- Data shown
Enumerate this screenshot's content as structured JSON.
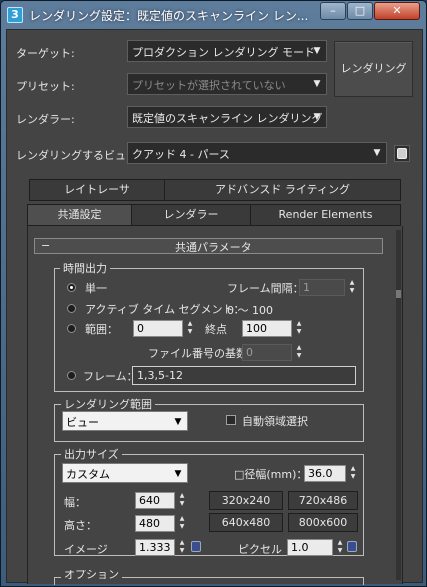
{
  "window": {
    "title": "レンダリング設定：既定値のスキャンライン レン..."
  },
  "caption_buttons": {
    "minimize": "–",
    "maximize": "□",
    "close": "✕"
  },
  "top": {
    "target_label": "ターゲット:",
    "target_value": "プロダクション レンダリング モード",
    "preset_label": "プリセット:",
    "preset_value": "プリセットが選択されていない",
    "renderer_label": "レンダラー:",
    "renderer_value": "既定値のスキャンライン レンダリング",
    "view_label": "レンダリングするビュー:",
    "view_value": "クアッド 4 - パース",
    "render_button": "レンダリング"
  },
  "tabs": {
    "row1": [
      "レイトレーサ",
      "アドバンスド ライティング"
    ],
    "row2": [
      "共通設定",
      "レンダラー",
      "Render Elements"
    ],
    "active": "共通設定"
  },
  "rollout": {
    "collapse": "−",
    "title": "共通パラメータ"
  },
  "time_output": {
    "group_title": "時間出力",
    "single": "単一",
    "frame_interval_label": "フレーム間隔：",
    "frame_interval_value": "1",
    "active_segment": "アクティブ タイム セグメント：",
    "active_segment_range": "0 〜 100",
    "range": "範囲：",
    "range_start": "0",
    "range_end_label": "終点",
    "range_end": "100",
    "file_number_base_label": "ファイル番号の基数：",
    "file_number_base": "0",
    "frames": "フレーム：",
    "frames_value": "1,3,5-12",
    "selected": "単一"
  },
  "render_area": {
    "group_title": "レンダリング範囲",
    "area_value": "ビュー",
    "auto_region_label": "自動領域選択",
    "auto_region_checked": false
  },
  "output_size": {
    "group_title": "出力サイズ",
    "size_preset": "カスタム",
    "aperture_label": "□径幅(mm)：",
    "aperture_value": "36.0",
    "width_label": "幅：",
    "width_value": "640",
    "height_label": "高さ：",
    "height_value": "480",
    "presets": [
      "320x240",
      "720x486",
      "640x480",
      "800x600"
    ],
    "image_aspect_label": "イメージ",
    "image_aspect_value": "1.333",
    "pixel_aspect_label": "ピクセル",
    "pixel_aspect_value": "1.0"
  },
  "options": {
    "group_title": "オプション"
  },
  "icons": {
    "view_lock": "lock-icon",
    "aspect_lock": "lock-icon",
    "app": "3dsmax-icon"
  }
}
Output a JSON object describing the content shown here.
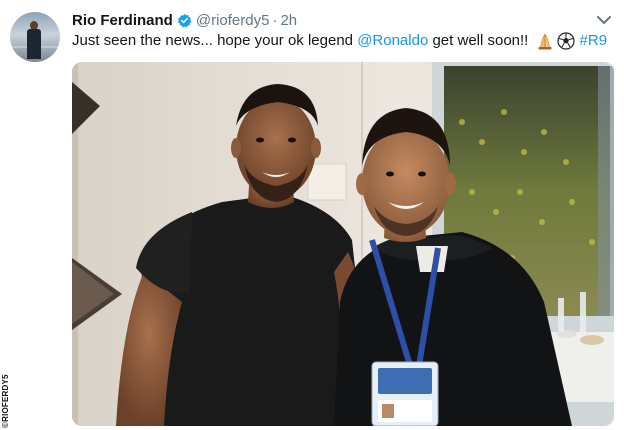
{
  "tweet": {
    "author_name": "Rio Ferdinand",
    "author_handle": "@rioferdy5",
    "separator": "·",
    "timestamp": "2h",
    "verified": true,
    "text_before_mention": "Just seen the news... hope your ok legend ",
    "mention": "@Ronaldo",
    "text_after_mention": " get well soon!! ",
    "emojis": [
      "praying-hands-emoji",
      "soccer-ball-emoji"
    ],
    "hashtag": "#R9",
    "photo_subject": "two-men-smiling-photo"
  },
  "watermark": "©RIOFERDY5",
  "colors": {
    "link": "#1b95e0",
    "verified_badge": "#1da1f2",
    "muted": "#657786",
    "text": "#14171a"
  }
}
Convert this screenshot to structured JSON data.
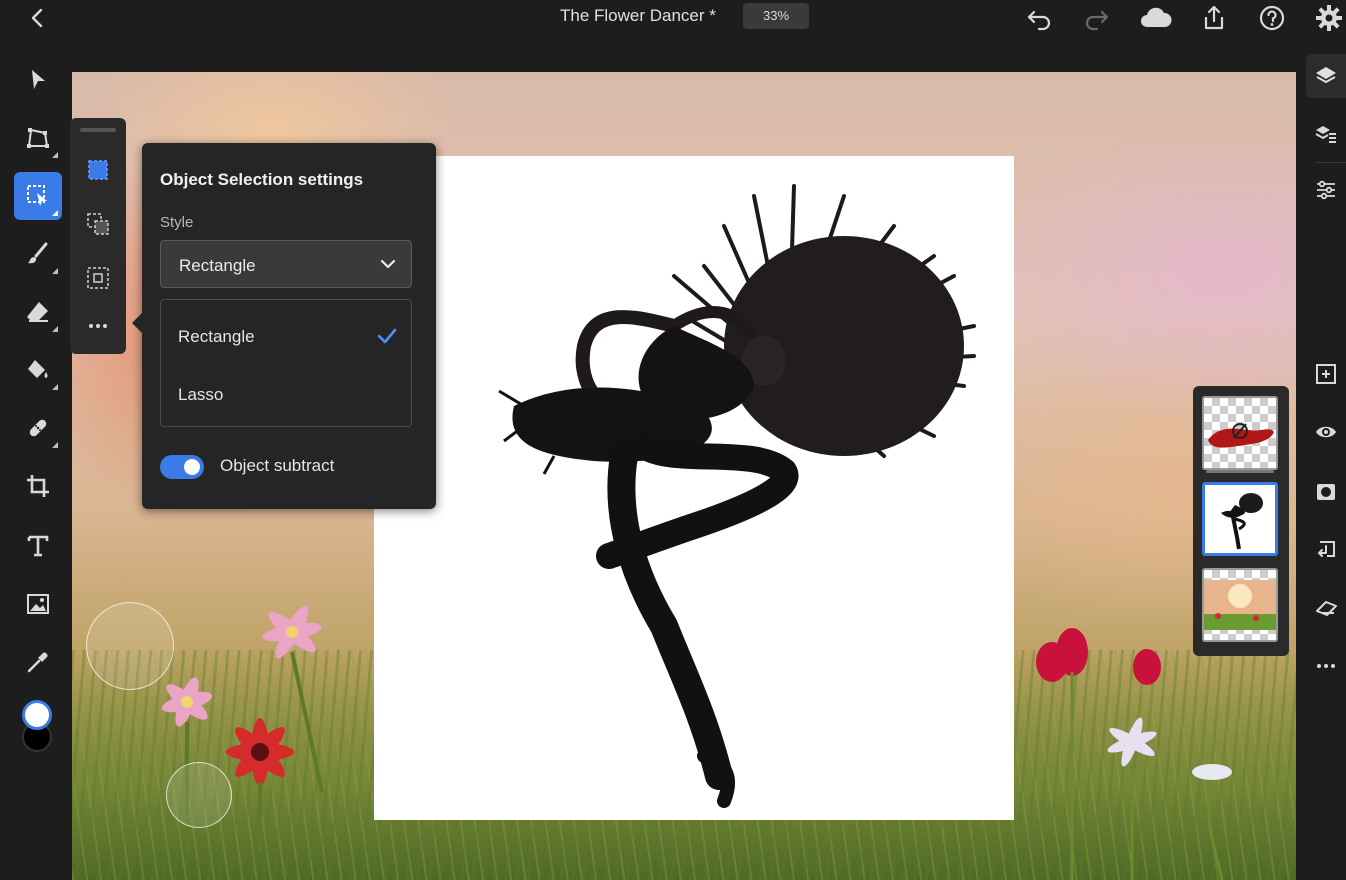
{
  "header": {
    "document_title": "The Flower Dancer *",
    "zoom_level": "33%"
  },
  "selection_settings": {
    "title": "Object Selection settings",
    "style_label": "Style",
    "style_selected": "Rectangle",
    "style_options": [
      {
        "label": "Rectangle",
        "selected": true
      },
      {
        "label": "Lasso",
        "selected": false
      }
    ],
    "object_subtract_label": "Object subtract",
    "object_subtract_on": true
  },
  "icons": {
    "left_tools": [
      "move-icon",
      "transform-icon",
      "object-selection-icon",
      "brush-icon",
      "eraser-icon",
      "fill-icon",
      "healing-icon",
      "crop-icon",
      "type-icon",
      "place-image-icon",
      "eyedropper-icon"
    ],
    "right_tools": [
      "layers-icon",
      "layer-properties-icon",
      "adjustments-icon",
      "add-layer-icon",
      "visibility-icon",
      "mask-icon",
      "merge-down-icon",
      "clear-layer-icon",
      "more-icon"
    ]
  },
  "colors": {
    "accent": "#3b7be8",
    "foreground_color": "#ffffff",
    "background_color": "#000000"
  },
  "layers": [
    "adjustment-layer-thumbnail",
    "dancer-layer-thumbnail",
    "background-layer-thumbnail"
  ],
  "active_layer_index": 1
}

- What is asked
Pictures appear in the records above. Output everything except them, exactly.

- Answer below
Enumerate this screenshot's content as structured JSON.
{
  "window": {
    "title": "レンダリング設定：既定値のスキャンライン レン..."
  },
  "caption_buttons": {
    "minimize": "–",
    "maximize": "□",
    "close": "✕"
  },
  "top": {
    "target_label": "ターゲット:",
    "target_value": "プロダクション レンダリング モード",
    "preset_label": "プリセット:",
    "preset_value": "プリセットが選択されていない",
    "renderer_label": "レンダラー:",
    "renderer_value": "既定値のスキャンライン レンダリング",
    "view_label": "レンダリングするビュー:",
    "view_value": "クアッド 4 - パース",
    "render_button": "レンダリング"
  },
  "tabs": {
    "row1": [
      "レイトレーサ",
      "アドバンスド ライティング"
    ],
    "row2": [
      "共通設定",
      "レンダラー",
      "Render Elements"
    ],
    "active": "共通設定"
  },
  "rollout": {
    "collapse": "−",
    "title": "共通パラメータ"
  },
  "time_output": {
    "group_title": "時間出力",
    "single": "単一",
    "frame_interval_label": "フレーム間隔：",
    "frame_interval_value": "1",
    "active_segment": "アクティブ タイム セグメント：",
    "active_segment_range": "0 〜 100",
    "range": "範囲：",
    "range_start": "0",
    "range_end_label": "終点",
    "range_end": "100",
    "file_number_base_label": "ファイル番号の基数：",
    "file_number_base": "0",
    "frames": "フレーム：",
    "frames_value": "1,3,5-12",
    "selected": "単一"
  },
  "render_area": {
    "group_title": "レンダリング範囲",
    "area_value": "ビュー",
    "auto_region_label": "自動領域選択",
    "auto_region_checked": false
  },
  "output_size": {
    "group_title": "出力サイズ",
    "size_preset": "カスタム",
    "aperture_label": "□径幅(mm)：",
    "aperture_value": "36.0",
    "width_label": "幅：",
    "width_value": "640",
    "height_label": "高さ：",
    "height_value": "480",
    "presets": [
      "320x240",
      "720x486",
      "640x480",
      "800x600"
    ],
    "image_aspect_label": "イメージ",
    "image_aspect_value": "1.333",
    "pixel_aspect_label": "ピクセル",
    "pixel_aspect_value": "1.0"
  },
  "options": {
    "group_title": "オプション"
  },
  "icons": {
    "view_lock": "lock-icon",
    "aspect_lock": "lock-icon",
    "app": "3dsmax-icon"
  }
}
Output a JSON object describing the content shown here.
{
  "tweet": {
    "author_name": "Rio Ferdinand",
    "author_handle": "@rioferdy5",
    "separator": "·",
    "timestamp": "2h",
    "verified": true,
    "text_before_mention": "Just seen the news... hope your ok legend ",
    "mention": "@Ronaldo",
    "text_after_mention": " get well soon!! ",
    "emojis": [
      "praying-hands-emoji",
      "soccer-ball-emoji"
    ],
    "hashtag": "#R9",
    "photo_subject": "two-men-smiling-photo"
  },
  "watermark": "©RIOFERDY5",
  "colors": {
    "link": "#1b95e0",
    "verified_badge": "#1da1f2",
    "muted": "#657786",
    "text": "#14171a"
  }
}
Convert this screenshot to structured JSON data.
{
  "header": {
    "document_title": "The Flower Dancer *",
    "zoom_level": "33%"
  },
  "selection_settings": {
    "title": "Object Selection settings",
    "style_label": "Style",
    "style_selected": "Rectangle",
    "style_options": [
      {
        "label": "Rectangle",
        "selected": true
      },
      {
        "label": "Lasso",
        "selected": false
      }
    ],
    "object_subtract_label": "Object subtract",
    "object_subtract_on": true
  },
  "icons": {
    "left_tools": [
      "move-icon",
      "transform-icon",
      "object-selection-icon",
      "brush-icon",
      "eraser-icon",
      "fill-icon",
      "healing-icon",
      "crop-icon",
      "type-icon",
      "place-image-icon",
      "eyedropper-icon"
    ],
    "right_tools": [
      "layers-icon",
      "layer-properties-icon",
      "adjustments-icon",
      "add-layer-icon",
      "visibility-icon",
      "mask-icon",
      "merge-down-icon",
      "clear-layer-icon",
      "more-icon"
    ]
  },
  "colors": {
    "accent": "#3b7be8",
    "foreground_color": "#ffffff",
    "background_color": "#000000"
  },
  "layers": [
    "adjustment-layer-thumbnail",
    "dancer-layer-thumbnail",
    "background-layer-thumbnail"
  ],
  "active_layer_index": 1
}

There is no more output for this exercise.